**Aim of the task**.
Pick out all lines in the listing holding the string "ylabel" and copy them.

**Entries provided**.
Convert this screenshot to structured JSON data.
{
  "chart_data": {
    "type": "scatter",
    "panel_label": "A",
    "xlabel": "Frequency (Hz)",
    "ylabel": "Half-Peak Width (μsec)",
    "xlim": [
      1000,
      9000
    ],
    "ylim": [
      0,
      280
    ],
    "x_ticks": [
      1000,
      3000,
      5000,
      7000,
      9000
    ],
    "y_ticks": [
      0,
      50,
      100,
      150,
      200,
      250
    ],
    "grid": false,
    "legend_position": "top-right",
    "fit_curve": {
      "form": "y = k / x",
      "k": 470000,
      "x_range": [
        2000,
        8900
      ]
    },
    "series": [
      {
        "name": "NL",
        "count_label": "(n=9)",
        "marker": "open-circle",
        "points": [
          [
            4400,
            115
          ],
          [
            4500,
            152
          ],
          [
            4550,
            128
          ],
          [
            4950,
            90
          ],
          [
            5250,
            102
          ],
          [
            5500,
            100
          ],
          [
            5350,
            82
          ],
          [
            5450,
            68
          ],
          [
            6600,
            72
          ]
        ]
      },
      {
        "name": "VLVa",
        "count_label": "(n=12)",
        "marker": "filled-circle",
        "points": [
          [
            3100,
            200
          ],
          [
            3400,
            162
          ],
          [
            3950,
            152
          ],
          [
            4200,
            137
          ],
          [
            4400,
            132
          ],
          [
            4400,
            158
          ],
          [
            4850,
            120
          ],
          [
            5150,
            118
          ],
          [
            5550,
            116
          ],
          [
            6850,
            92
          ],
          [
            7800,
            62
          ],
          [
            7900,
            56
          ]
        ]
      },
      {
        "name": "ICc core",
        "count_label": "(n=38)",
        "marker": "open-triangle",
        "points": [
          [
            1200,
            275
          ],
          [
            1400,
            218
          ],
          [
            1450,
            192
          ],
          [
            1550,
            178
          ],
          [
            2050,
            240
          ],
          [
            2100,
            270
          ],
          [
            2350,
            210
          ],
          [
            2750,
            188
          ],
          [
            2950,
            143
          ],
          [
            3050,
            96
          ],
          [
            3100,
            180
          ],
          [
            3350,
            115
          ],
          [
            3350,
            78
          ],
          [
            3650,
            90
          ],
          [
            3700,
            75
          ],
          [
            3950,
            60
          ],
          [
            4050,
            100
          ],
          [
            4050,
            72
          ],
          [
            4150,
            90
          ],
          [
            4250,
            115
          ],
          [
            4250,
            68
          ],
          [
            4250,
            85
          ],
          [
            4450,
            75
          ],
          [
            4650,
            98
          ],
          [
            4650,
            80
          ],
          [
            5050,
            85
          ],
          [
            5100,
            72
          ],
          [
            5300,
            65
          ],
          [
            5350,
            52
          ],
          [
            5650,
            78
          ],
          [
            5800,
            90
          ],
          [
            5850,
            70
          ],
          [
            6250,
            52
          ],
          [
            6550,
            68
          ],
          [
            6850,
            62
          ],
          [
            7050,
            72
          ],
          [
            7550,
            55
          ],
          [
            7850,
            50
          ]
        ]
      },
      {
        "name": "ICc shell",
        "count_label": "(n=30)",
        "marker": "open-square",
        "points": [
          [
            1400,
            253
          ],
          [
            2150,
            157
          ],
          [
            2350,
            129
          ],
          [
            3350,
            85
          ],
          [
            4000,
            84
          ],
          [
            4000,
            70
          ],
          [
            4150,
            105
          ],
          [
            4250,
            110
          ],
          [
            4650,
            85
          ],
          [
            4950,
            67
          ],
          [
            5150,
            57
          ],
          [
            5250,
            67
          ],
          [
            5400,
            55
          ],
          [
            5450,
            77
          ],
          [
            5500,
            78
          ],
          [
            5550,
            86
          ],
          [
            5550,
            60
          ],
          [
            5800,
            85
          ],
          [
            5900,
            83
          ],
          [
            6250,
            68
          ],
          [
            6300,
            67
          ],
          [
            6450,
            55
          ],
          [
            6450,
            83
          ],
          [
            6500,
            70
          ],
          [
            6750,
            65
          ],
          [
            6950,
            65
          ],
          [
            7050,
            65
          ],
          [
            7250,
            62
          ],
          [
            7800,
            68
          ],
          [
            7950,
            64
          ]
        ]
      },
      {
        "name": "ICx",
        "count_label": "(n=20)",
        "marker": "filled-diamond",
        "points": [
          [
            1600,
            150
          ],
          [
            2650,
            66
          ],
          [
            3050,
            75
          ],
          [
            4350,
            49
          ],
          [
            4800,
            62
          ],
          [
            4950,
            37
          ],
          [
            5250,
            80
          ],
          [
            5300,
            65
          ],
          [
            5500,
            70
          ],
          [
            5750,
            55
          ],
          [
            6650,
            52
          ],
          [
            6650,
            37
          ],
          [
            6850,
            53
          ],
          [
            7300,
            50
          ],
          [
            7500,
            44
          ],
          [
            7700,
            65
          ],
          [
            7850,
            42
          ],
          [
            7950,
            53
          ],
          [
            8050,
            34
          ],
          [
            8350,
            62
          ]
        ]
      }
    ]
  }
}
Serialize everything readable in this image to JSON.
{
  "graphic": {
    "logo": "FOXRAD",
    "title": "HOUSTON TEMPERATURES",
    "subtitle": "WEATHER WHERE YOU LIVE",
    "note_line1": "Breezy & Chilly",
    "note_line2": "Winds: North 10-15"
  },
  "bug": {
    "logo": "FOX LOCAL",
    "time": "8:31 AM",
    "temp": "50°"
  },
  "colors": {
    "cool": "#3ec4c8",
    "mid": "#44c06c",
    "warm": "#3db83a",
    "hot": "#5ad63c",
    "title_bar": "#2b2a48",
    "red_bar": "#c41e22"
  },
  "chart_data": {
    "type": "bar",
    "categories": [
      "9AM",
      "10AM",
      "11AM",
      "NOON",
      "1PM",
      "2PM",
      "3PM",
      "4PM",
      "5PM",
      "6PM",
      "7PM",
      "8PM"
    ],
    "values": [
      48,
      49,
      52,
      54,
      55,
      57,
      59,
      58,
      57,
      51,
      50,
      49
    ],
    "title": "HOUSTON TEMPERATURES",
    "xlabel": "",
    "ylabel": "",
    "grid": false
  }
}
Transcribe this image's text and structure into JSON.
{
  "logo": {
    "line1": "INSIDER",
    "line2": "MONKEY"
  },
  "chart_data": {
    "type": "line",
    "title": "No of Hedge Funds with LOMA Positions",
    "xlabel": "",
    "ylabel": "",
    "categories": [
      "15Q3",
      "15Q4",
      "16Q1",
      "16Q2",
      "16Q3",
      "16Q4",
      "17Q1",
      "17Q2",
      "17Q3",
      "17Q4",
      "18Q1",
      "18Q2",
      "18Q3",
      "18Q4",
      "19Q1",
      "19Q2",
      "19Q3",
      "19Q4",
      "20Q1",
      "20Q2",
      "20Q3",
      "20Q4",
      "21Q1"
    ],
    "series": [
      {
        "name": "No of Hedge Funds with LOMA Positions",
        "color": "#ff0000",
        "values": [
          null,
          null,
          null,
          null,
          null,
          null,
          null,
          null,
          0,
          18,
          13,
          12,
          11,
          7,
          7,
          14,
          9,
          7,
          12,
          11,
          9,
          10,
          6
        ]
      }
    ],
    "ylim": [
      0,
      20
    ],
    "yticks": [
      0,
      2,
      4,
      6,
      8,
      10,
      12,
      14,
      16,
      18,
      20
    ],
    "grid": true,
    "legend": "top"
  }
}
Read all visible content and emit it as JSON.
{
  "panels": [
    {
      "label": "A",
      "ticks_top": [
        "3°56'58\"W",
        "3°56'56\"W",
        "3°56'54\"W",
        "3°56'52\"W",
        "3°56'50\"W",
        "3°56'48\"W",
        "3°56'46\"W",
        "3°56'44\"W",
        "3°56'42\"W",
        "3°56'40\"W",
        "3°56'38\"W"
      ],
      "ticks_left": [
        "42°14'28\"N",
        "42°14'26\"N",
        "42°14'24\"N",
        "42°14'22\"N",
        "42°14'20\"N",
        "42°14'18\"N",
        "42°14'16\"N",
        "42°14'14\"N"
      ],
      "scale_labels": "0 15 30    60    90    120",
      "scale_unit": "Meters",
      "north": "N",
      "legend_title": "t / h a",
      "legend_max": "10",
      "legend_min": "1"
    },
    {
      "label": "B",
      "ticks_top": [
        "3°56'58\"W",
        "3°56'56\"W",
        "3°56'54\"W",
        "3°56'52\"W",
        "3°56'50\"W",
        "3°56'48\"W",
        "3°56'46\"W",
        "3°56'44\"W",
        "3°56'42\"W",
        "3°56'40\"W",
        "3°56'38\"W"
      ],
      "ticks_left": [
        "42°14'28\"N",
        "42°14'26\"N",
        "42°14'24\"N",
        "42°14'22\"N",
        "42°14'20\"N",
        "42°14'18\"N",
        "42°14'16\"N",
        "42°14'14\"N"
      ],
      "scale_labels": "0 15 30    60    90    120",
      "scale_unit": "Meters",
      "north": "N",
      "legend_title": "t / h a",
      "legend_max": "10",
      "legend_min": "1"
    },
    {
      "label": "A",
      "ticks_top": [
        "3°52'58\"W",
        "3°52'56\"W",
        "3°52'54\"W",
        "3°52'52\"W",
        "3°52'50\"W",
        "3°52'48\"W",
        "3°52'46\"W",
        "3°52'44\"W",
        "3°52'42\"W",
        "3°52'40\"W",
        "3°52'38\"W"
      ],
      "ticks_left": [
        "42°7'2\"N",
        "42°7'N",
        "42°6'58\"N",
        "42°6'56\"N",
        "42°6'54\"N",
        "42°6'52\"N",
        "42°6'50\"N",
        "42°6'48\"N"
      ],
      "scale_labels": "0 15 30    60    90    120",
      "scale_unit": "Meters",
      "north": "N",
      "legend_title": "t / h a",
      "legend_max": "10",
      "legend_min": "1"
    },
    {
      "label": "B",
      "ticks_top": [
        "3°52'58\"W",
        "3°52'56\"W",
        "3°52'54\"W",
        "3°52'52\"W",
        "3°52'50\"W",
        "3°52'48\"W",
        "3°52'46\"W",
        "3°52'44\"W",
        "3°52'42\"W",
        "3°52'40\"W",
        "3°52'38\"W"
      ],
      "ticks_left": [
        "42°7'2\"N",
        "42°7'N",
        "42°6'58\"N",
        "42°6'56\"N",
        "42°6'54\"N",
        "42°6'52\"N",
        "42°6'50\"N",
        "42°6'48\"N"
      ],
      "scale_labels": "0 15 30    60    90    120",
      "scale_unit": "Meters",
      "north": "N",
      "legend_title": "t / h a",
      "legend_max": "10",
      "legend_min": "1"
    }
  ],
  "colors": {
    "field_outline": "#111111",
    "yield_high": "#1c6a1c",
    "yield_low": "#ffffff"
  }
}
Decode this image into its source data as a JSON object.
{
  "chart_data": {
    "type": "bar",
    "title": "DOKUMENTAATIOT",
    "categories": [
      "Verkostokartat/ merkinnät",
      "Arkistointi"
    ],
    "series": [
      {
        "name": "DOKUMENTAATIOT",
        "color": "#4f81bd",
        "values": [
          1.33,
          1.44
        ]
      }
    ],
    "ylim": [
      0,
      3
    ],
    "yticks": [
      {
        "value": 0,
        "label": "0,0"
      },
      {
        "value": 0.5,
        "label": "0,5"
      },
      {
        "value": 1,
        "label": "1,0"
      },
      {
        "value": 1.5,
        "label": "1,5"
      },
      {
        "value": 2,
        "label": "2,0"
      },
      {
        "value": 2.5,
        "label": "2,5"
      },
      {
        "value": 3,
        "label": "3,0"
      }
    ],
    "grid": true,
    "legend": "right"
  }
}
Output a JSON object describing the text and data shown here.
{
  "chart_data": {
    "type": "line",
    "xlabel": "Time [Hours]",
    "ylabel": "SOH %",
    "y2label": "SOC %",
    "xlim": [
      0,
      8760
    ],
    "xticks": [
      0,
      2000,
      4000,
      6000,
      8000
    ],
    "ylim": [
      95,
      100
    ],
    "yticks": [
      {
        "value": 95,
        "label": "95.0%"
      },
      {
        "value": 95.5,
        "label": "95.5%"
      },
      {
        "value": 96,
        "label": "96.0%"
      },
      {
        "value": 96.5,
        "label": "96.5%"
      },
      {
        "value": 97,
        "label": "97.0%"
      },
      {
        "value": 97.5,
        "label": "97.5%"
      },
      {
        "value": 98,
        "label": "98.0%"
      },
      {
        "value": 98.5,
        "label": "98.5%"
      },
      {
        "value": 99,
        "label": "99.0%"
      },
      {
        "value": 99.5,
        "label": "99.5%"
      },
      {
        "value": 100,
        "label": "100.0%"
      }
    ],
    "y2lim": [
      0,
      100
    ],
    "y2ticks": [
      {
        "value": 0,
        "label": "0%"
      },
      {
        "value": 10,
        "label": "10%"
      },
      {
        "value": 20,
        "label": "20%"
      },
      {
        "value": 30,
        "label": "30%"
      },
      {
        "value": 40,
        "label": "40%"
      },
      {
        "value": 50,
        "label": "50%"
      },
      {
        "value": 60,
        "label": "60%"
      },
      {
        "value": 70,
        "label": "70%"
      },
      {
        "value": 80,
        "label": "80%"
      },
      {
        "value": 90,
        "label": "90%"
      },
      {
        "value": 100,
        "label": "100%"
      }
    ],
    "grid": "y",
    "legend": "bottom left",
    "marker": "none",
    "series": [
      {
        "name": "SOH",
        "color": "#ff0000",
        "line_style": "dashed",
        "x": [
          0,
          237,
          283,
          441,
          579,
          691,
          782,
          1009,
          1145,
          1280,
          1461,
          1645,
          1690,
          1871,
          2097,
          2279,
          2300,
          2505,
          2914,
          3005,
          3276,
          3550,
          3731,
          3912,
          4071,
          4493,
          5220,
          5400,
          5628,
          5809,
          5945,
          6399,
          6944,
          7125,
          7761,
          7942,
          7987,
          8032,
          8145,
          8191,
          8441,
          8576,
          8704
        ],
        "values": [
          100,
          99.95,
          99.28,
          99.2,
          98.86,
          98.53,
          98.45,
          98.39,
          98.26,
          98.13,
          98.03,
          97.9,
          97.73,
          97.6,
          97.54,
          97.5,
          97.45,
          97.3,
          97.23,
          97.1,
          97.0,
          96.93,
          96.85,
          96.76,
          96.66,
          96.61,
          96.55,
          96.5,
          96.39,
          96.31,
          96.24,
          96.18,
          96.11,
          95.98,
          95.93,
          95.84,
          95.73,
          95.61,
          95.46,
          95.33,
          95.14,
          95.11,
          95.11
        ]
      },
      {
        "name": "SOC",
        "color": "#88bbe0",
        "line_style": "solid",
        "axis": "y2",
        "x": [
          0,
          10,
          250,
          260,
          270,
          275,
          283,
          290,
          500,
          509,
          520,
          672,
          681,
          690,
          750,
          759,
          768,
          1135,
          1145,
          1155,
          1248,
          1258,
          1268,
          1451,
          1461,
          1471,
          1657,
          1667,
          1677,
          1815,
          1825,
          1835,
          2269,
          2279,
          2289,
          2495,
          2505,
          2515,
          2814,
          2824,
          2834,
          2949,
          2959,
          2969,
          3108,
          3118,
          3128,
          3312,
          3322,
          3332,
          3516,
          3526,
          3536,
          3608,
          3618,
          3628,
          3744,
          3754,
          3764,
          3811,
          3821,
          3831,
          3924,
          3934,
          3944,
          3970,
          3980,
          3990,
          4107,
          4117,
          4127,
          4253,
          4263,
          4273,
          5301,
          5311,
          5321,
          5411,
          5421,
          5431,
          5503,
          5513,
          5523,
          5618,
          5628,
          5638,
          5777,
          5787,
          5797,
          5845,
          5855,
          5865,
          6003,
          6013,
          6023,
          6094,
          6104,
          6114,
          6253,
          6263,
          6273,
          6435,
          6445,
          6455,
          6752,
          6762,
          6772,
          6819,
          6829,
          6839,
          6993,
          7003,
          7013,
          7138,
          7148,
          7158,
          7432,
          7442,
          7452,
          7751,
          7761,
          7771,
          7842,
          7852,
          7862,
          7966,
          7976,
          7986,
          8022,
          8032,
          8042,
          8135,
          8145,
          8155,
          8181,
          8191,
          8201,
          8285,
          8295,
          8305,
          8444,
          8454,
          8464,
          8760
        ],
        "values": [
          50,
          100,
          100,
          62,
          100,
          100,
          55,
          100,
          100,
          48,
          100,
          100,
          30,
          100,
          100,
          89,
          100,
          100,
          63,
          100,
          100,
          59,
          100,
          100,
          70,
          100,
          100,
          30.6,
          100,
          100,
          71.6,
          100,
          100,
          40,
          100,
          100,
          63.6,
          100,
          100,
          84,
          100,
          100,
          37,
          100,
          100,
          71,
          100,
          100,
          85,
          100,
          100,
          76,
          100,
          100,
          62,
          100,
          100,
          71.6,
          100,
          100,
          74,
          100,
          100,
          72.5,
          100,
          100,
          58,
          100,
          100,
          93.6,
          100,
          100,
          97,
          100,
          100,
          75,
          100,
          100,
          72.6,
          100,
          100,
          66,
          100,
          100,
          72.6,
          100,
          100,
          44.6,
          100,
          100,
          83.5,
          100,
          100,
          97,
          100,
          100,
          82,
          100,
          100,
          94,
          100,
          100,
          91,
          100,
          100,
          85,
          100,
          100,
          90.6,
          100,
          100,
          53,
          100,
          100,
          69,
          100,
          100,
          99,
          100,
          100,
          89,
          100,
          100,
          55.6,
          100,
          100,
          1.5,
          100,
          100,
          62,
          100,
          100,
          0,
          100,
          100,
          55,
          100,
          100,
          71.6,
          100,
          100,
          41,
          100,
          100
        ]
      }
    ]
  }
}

**Result**.
    "ylabel": "Half-Peak Width (μsec)",
    "ylabel": "",
    "ylabel": "",
    "ylabel": "SOH %",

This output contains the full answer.